**AIM OF THE TASK**
Write out the full set of records below exactly.

Some records:

━━━━━━━━━━━━━━━━

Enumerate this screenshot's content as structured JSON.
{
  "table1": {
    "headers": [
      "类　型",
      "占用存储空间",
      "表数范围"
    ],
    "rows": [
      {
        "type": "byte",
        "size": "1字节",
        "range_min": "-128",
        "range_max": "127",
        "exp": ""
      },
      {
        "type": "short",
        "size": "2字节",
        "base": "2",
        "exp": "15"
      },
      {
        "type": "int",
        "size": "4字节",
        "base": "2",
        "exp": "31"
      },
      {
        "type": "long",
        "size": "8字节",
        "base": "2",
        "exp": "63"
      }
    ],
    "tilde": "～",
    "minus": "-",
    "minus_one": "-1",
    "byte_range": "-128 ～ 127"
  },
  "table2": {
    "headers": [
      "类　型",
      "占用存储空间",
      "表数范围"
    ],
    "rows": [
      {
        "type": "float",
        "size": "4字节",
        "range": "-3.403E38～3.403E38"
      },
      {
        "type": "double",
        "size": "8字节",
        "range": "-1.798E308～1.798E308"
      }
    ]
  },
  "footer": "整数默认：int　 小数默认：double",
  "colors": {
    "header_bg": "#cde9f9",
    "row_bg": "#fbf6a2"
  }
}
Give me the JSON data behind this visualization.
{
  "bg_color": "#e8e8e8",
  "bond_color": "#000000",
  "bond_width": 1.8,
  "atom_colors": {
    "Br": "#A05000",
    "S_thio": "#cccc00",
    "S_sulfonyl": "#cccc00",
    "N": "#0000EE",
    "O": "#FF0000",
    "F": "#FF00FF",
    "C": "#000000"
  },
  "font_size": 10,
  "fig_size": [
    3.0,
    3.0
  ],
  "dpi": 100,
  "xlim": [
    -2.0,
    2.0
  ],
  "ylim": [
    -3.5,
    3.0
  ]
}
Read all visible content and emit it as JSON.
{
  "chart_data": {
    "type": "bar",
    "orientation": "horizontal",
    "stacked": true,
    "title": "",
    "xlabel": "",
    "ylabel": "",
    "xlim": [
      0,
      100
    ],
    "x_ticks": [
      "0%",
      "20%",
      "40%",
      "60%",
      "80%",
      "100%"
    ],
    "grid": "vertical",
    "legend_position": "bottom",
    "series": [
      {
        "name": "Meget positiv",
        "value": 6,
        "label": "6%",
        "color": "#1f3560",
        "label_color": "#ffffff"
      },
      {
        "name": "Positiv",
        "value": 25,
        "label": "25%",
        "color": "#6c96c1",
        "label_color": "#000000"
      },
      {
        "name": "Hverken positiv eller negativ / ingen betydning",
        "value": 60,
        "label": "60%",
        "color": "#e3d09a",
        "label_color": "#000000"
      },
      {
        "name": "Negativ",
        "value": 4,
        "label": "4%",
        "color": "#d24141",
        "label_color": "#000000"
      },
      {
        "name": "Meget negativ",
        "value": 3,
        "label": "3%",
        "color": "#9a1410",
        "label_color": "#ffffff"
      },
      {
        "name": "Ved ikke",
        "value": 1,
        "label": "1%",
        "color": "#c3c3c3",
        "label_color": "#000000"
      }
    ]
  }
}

━━━━━━━━━━━━━━━━

**FULL RESPONSE**
Enumerate this screenshot's content as structured JSON.
{
  "table1": {
    "headers": [
      "类　型",
      "占用存储空间",
      "表数范围"
    ],
    "rows": [
      {
        "type": "byte",
        "size": "1字节",
        "range_min": "-128",
        "range_max": "127",
        "exp": ""
      },
      {
        "type": "short",
        "size": "2字节",
        "base": "2",
        "exp": "15"
      },
      {
        "type": "int",
        "size": "4字节",
        "base": "2",
        "exp": "31"
      },
      {
        "type": "long",
        "size": "8字节",
        "base": "2",
        "exp": "63"
      }
    ],
    "tilde": "～",
    "minus": "-",
    "minus_one": "-1",
    "byte_range": "-128 ～ 127"
  },
  "table2": {
    "headers": [
      "类　型",
      "占用存储空间",
      "表数范围"
    ],
    "rows": [
      {
        "type": "float",
        "size": "4字节",
        "range": "-3.403E38～3.403E38"
      },
      {
        "type": "double",
        "size": "8字节",
        "range": "-1.798E308～1.798E308"
      }
    ]
  },
  "footer": "整数默认：int　 小数默认：double",
  "colors": {
    "header_bg": "#cde9f9",
    "row_bg": "#fbf6a2"
  }
}
Give me the JSON data behind this visualization.
{
  "bg_color": "#e8e8e8",
  "bond_color": "#000000",
  "bond_width": 1.8,
  "atom_colors": {
    "Br": "#A05000",
    "S_thio": "#cccc00",
    "S_sulfonyl": "#cccc00",
    "N": "#0000EE",
    "O": "#FF0000",
    "F": "#FF00FF",
    "C": "#000000"
  },
  "font_size": 10,
  "fig_size": [
    3.0,
    3.0
  ],
  "dpi": 100,
  "xlim": [
    -2.0,
    2.0
  ],
  "ylim": [
    -3.5,
    3.0
  ]
}
Read all visible content and emit it as JSON.
{
  "chart_data": {
    "type": "bar",
    "orientation": "horizontal",
    "stacked": true,
    "title": "",
    "xlabel": "",
    "ylabel": "",
    "xlim": [
      0,
      100
    ],
    "x_ticks": [
      "0%",
      "20%",
      "40%",
      "60%",
      "80%",
      "100%"
    ],
    "grid": "vertical",
    "legend_position": "bottom",
    "series": [
      {
        "name": "Meget positiv",
        "value": 6,
        "label": "6%",
        "color": "#1f3560",
        "label_color": "#ffffff"
      },
      {
        "name": "Positiv",
        "value": 25,
        "label": "25%",
        "color": "#6c96c1",
        "label_color": "#000000"
      },
      {
        "name": "Hverken positiv eller negativ / ingen betydning",
        "value": 60,
        "label": "60%",
        "color": "#e3d09a",
        "label_color": "#000000"
      },
      {
        "name": "Negativ",
        "value": 4,
        "label": "4%",
        "color": "#d24141",
        "label_color": "#000000"
      },
      {
        "name": "Meget negativ",
        "value": 3,
        "label": "3%",
        "color": "#9a1410",
        "label_color": "#ffffff"
      },
      {
        "name": "Ved ikke",
        "value": 1,
        "label": "1%",
        "color": "#c3c3c3",
        "label_color": "#000000"
      }
    ]
  }
}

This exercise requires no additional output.